◆ **Exercise description**: Format the records from the first line through the line containing "point-label-b: B <box>283 912 293 926</box>", both included, as a Markdown table with the columns Row and Record line, numbering each row and omitting blank lines.

+++ Stored data

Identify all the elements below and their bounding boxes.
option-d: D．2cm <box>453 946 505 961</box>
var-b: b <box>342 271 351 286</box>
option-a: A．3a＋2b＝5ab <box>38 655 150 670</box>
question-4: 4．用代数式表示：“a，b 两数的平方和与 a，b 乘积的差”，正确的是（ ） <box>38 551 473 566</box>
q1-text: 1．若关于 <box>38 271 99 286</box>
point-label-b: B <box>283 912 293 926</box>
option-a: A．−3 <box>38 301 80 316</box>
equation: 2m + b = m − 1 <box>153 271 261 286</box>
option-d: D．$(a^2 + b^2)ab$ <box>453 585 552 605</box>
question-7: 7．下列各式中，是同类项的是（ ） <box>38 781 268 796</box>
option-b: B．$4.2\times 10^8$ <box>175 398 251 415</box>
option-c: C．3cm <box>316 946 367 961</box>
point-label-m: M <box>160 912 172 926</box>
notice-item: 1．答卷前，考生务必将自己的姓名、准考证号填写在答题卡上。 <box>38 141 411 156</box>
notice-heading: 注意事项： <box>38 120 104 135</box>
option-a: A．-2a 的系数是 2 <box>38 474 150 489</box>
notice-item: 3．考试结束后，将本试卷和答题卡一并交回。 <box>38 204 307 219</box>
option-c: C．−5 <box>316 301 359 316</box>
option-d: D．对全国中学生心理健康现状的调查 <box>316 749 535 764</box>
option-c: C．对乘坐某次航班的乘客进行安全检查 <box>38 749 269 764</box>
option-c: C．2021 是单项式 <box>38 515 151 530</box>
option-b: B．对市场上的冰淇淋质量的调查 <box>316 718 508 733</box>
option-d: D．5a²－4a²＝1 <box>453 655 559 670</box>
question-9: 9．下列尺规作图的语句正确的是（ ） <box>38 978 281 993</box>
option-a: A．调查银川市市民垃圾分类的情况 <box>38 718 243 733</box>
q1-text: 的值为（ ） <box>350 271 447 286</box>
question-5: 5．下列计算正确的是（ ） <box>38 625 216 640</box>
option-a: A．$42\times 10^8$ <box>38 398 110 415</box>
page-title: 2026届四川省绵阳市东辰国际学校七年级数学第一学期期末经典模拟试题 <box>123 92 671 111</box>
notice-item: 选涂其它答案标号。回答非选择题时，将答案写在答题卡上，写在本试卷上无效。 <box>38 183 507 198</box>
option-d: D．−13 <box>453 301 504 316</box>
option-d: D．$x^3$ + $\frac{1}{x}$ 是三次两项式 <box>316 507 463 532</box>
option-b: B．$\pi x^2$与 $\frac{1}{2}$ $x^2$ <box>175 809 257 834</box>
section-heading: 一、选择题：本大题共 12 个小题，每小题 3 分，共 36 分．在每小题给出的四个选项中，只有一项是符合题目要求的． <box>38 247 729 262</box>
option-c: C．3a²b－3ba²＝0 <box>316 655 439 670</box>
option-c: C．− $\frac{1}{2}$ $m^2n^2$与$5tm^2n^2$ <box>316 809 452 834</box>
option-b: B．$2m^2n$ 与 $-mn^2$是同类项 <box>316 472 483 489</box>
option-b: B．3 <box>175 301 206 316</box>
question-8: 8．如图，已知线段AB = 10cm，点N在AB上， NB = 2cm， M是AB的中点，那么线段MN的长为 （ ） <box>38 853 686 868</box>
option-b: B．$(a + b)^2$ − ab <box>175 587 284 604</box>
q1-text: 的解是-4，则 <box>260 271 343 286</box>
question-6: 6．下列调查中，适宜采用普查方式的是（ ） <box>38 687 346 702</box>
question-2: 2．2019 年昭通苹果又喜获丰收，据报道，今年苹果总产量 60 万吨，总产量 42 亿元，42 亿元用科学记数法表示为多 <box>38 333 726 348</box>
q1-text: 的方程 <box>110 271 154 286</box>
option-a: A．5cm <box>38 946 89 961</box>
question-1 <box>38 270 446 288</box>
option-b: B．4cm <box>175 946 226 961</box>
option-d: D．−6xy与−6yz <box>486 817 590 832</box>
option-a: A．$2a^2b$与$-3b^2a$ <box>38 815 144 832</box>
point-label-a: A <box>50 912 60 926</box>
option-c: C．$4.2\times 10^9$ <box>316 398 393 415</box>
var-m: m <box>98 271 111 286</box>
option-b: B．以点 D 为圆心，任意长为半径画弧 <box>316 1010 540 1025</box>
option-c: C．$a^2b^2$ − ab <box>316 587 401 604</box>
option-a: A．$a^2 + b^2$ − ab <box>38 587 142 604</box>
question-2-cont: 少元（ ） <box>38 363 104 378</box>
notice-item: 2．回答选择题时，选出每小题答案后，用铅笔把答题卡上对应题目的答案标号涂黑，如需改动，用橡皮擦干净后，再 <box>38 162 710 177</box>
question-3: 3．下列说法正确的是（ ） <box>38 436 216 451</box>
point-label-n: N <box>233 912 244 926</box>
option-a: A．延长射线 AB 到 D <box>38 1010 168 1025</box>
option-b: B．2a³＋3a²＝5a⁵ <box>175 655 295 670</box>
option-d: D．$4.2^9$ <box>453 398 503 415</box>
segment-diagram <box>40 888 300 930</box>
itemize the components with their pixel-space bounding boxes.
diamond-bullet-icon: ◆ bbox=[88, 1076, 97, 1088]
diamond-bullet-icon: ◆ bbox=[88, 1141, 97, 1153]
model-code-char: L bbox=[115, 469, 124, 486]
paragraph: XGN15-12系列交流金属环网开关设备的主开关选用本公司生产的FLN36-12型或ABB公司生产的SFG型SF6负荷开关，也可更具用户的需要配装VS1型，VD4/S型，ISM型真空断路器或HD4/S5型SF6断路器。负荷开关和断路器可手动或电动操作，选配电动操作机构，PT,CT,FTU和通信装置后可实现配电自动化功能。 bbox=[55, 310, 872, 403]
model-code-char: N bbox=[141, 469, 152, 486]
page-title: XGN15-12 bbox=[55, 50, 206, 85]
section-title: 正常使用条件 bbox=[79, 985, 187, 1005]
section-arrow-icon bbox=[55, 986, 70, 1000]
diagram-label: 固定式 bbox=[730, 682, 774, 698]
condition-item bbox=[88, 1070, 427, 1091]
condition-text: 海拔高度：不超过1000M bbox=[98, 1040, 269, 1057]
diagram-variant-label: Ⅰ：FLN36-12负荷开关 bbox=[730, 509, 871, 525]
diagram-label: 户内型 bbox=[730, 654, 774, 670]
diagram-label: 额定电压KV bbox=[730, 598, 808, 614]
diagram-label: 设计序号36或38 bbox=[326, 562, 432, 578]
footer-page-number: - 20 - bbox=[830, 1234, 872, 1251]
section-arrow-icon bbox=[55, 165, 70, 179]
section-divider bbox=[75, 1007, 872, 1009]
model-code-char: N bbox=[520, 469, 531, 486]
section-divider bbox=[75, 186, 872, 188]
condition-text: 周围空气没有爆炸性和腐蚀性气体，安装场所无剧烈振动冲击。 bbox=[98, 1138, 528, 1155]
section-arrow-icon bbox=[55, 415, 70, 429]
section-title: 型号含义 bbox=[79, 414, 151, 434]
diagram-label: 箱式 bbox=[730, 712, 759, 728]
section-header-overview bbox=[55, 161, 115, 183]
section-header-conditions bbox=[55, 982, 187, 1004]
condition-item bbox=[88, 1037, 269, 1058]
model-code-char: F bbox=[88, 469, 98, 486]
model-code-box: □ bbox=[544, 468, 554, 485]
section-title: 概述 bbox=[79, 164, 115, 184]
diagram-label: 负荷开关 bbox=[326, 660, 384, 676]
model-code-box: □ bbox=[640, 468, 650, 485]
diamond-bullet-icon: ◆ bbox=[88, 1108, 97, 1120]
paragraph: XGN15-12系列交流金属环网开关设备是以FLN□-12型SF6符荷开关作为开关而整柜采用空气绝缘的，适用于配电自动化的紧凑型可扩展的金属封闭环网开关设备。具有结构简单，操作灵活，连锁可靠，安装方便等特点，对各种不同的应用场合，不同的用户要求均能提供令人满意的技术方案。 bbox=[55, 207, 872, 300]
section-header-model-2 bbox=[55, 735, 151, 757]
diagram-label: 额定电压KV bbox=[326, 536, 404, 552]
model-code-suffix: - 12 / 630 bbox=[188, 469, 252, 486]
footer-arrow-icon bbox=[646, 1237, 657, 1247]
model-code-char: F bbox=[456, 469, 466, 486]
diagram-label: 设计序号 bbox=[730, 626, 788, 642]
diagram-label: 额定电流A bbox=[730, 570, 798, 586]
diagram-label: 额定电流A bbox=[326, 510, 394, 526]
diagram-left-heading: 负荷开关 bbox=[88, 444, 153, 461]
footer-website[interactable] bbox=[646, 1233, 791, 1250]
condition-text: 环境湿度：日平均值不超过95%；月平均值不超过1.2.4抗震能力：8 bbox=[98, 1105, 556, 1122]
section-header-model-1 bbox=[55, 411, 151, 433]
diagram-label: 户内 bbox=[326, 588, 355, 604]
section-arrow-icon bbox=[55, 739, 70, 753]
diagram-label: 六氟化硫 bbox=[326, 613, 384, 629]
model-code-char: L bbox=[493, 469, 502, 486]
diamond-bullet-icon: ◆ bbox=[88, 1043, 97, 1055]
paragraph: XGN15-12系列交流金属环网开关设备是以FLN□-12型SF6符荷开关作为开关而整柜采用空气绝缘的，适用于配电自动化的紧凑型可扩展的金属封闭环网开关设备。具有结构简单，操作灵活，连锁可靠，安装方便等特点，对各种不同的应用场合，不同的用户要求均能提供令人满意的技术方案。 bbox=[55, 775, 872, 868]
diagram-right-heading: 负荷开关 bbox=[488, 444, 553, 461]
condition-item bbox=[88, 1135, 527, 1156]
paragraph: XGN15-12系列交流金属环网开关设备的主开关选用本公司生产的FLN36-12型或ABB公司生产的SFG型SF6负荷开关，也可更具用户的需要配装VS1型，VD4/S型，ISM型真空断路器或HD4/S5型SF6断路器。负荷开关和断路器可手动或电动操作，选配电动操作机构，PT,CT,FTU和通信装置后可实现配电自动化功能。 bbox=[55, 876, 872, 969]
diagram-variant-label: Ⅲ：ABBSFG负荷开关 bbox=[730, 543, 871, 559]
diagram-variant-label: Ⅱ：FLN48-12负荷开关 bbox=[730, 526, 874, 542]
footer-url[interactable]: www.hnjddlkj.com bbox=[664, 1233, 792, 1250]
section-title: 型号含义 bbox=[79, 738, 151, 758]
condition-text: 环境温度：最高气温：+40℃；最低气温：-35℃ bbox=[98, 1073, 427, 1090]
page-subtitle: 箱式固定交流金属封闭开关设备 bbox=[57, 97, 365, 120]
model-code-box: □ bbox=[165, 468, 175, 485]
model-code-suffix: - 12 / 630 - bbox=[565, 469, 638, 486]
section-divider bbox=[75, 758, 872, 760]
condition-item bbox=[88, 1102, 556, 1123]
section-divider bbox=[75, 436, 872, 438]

++++++

◆ **Solution to the problem**:
| Row | Record line |
|---|---|
| 1 | Identify all the elements below and their bounding boxes. |
| 2 | option-d: D．2cm <box>453 946 505 961</box> |
| 3 | var-b: b <box>342 271 351 286</box> |
| 4 | option-a: A．3a＋2b＝5ab <box>38 655 150 670</box> |
| 5 | question-4: 4．用代数式表示：“a，b 两数的平方和与 a，b 乘积的差”，正确的是（ ） <box>38 551 473 566</box> |
| 6 | q1-text: 1．若关于 <box>38 271 99 286</box> |
| 7 | point-label-b: B <box>283 912 293 926</box> |